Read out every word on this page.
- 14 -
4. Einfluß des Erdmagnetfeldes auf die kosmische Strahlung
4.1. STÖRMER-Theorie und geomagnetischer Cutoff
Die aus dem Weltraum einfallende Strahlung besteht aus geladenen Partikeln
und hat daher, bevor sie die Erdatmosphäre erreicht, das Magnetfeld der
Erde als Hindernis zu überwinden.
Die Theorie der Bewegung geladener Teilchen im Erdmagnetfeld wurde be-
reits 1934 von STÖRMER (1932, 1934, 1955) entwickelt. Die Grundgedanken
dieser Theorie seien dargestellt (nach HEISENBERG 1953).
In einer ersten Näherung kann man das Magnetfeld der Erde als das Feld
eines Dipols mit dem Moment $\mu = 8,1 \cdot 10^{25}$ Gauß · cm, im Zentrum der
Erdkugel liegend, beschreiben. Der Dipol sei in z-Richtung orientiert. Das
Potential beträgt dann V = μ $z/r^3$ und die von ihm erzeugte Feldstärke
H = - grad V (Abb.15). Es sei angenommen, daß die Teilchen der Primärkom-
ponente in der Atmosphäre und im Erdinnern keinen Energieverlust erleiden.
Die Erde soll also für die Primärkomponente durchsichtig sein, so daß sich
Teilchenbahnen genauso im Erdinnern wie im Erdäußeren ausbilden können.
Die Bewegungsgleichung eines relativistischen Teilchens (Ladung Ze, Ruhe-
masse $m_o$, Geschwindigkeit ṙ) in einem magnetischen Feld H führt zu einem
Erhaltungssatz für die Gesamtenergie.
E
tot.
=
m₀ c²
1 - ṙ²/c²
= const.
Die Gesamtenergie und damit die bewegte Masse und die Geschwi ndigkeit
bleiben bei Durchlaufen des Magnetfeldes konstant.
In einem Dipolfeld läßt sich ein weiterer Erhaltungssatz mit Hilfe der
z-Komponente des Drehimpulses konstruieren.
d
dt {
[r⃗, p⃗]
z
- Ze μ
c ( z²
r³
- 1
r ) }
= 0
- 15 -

§ Goal of the exercise
For this exercise, retype the entire listing exactly.

§ Reply
Read out every word on this page.
- 14 -
4. Einfluß des Erdmagnetfeldes auf die kosmische Strahlung
4.1. STÖRMER-Theorie und geomagnetischer Cutoff
Die aus dem Weltraum einfallende Strahlung besteht aus geladenen Partikeln
und hat daher, bevor sie die Erdatmosphäre erreicht, das Magnetfeld der
Erde als Hindernis zu überwinden.
Die Theorie der Bewegung geladener Teilchen im Erdmagnetfeld wurde be-
reits 1934 von STÖRMER (1932, 1934, 1955) entwickelt. Die Grundgedanken
dieser Theorie seien dargestellt (nach HEISENBERG 1953).
In einer ersten Näherung kann man das Magnetfeld der Erde als das Feld
eines Dipols mit dem Moment $\mu = 8,1 \cdot 10^{25}$ Gauß · cm, im Zentrum der
Erdkugel liegend, beschreiben. Der Dipol sei in z-Richtung orientiert. Das
Potential beträgt dann V = μ $z/r^3$ und die von ihm erzeugte Feldstärke
H = - grad V (Abb.15). Es sei angenommen, daß die Teilchen der Primärkom-
ponente in der Atmosphäre und im Erdinnern keinen Energieverlust erleiden.
Die Erde soll also für die Primärkomponente durchsichtig sein, so daß sich
Teilchenbahnen genauso im Erdinnern wie im Erdäußeren ausbilden können.
Die Bewegungsgleichung eines relativistischen Teilchens (Ladung Ze, Ruhe-
masse $m_o$, Geschwindigkeit ṙ) in einem magnetischen Feld H führt zu einem
Erhaltungssatz für die Gesamtenergie.
E
tot.
=
m₀ c²
1 - ṙ²/c²
= const.
Die Gesamtenergie und damit die bewegte Masse und die Geschwi ndigkeit
bleiben bei Durchlaufen des Magnetfeldes konstant.
In einem Dipolfeld läßt sich ein weiterer Erhaltungssatz mit Hilfe der
z-Komponente des Drehimpulses konstruieren.
d
dt {
[r⃗, p⃗]
z
- Ze μ
c ( z²
r³
- 1
r ) }
= 0
- 15 -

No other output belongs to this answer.